Stated problem: Pick out each line of the records in which the word "Нижегородской" appears.

Provided records:
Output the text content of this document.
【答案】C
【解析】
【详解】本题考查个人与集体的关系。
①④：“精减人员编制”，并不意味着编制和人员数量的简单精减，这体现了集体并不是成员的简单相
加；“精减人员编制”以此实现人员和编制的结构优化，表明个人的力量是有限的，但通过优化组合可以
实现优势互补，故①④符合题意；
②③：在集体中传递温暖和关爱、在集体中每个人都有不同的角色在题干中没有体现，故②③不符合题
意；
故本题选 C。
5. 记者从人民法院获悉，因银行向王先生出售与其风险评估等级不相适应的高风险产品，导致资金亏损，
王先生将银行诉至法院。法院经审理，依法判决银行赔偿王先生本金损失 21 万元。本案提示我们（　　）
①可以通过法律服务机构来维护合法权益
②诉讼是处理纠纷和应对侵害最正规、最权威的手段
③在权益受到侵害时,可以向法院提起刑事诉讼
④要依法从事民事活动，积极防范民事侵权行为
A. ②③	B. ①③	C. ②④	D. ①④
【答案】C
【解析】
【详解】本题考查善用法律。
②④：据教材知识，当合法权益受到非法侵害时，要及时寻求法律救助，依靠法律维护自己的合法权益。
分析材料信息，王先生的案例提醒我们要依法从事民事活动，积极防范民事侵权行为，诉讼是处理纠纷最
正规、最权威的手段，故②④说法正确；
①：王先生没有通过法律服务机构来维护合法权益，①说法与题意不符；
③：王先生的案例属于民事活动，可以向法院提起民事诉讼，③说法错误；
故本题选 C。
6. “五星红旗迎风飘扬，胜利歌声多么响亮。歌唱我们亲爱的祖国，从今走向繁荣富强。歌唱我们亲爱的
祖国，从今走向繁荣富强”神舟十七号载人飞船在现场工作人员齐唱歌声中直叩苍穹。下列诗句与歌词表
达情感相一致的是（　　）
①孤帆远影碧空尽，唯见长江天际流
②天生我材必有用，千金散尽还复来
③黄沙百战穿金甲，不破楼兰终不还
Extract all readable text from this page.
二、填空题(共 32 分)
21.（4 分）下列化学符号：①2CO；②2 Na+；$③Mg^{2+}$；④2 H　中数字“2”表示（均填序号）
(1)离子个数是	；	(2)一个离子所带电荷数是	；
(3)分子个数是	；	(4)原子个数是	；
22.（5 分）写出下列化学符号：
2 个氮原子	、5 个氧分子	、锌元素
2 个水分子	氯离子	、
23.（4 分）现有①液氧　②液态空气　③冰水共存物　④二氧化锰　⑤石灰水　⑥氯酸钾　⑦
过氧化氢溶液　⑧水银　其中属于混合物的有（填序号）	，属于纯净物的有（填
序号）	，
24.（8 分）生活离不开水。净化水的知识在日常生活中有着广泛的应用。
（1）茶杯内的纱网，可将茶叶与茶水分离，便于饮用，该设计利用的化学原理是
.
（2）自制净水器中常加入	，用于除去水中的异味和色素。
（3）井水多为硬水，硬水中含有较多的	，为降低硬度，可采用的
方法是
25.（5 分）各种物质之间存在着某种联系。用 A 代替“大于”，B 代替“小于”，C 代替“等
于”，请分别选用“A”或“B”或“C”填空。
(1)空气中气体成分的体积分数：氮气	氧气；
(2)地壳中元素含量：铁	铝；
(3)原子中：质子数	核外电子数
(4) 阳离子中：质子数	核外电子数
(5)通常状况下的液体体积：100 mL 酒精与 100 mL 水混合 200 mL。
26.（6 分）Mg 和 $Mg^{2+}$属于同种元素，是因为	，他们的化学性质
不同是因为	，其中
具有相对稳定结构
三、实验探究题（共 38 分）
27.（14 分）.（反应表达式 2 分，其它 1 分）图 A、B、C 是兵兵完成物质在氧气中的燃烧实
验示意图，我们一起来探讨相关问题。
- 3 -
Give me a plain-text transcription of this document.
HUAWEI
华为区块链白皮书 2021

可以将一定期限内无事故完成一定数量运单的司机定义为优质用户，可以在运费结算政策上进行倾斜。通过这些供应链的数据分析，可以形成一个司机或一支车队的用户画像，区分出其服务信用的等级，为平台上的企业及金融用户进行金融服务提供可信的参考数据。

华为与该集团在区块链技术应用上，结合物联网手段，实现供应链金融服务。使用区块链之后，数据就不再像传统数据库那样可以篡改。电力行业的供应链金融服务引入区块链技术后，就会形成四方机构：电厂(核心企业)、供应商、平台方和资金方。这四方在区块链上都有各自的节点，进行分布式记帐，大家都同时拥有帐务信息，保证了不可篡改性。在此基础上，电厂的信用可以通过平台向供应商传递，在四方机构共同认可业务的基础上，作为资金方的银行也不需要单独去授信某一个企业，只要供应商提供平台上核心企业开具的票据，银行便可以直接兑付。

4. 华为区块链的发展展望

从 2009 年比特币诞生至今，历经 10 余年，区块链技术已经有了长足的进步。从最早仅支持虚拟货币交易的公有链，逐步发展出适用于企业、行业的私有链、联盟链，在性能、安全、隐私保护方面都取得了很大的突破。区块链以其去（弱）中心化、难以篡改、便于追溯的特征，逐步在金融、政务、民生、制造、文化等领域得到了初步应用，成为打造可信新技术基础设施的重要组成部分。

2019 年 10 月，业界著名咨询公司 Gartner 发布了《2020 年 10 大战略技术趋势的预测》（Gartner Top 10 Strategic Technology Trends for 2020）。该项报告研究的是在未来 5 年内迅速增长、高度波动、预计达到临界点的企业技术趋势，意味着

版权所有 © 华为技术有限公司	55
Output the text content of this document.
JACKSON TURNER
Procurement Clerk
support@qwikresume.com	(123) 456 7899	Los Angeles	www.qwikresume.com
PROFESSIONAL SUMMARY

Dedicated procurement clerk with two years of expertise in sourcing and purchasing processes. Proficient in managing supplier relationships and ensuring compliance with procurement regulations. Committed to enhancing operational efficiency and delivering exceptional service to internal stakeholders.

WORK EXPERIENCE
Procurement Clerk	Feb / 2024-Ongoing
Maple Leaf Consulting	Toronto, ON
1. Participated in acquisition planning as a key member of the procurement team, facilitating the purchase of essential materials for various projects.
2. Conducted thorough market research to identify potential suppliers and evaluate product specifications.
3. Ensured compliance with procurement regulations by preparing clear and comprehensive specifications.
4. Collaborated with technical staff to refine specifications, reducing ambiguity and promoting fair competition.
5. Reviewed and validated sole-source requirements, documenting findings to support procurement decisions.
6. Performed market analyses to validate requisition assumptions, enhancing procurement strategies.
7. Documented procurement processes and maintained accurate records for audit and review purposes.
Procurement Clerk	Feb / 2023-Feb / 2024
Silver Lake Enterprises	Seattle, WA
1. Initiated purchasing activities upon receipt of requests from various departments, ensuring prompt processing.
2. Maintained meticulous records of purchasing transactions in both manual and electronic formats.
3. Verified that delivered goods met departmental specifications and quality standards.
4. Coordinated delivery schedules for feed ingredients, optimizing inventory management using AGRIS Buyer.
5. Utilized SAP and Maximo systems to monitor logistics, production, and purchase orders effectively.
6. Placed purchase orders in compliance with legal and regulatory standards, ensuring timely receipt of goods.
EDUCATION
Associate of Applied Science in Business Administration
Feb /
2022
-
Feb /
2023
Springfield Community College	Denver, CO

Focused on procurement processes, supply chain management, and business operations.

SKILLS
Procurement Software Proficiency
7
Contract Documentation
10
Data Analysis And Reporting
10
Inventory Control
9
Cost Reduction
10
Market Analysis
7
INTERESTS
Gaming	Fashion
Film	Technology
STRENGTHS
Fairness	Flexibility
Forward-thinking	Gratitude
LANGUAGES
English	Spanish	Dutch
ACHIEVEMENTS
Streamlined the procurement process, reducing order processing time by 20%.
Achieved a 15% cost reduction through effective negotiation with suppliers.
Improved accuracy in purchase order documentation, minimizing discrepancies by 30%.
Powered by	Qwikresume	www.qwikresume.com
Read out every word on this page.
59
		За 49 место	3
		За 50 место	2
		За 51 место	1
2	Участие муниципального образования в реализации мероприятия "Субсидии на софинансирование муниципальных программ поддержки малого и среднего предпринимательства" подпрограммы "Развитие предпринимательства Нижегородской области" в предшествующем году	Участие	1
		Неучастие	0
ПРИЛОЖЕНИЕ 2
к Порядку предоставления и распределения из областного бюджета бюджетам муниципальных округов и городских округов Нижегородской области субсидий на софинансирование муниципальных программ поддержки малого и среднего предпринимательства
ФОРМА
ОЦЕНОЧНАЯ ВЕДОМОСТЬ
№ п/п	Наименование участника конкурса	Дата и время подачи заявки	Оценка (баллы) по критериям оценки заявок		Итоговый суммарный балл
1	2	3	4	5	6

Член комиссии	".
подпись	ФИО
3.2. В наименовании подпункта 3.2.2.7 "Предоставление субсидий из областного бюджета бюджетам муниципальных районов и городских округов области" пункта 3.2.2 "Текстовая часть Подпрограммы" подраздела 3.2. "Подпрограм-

Answer to the problem:
2	Участие муниципального образования в реализации мероприятия "Субсидии на софинансирование муниципальных программ поддержки малого и среднего предпринимательства" подпрограммы "Развитие предпринимательства Нижегородской области" в предшествующем году	Участие	1
к Порядку предоставления и распределения из областного бюджета бюджетам муниципальных округов и городских округов Нижегородской области субсидий на софинансирование муниципальных программ поддержки малого и среднего предпринимательства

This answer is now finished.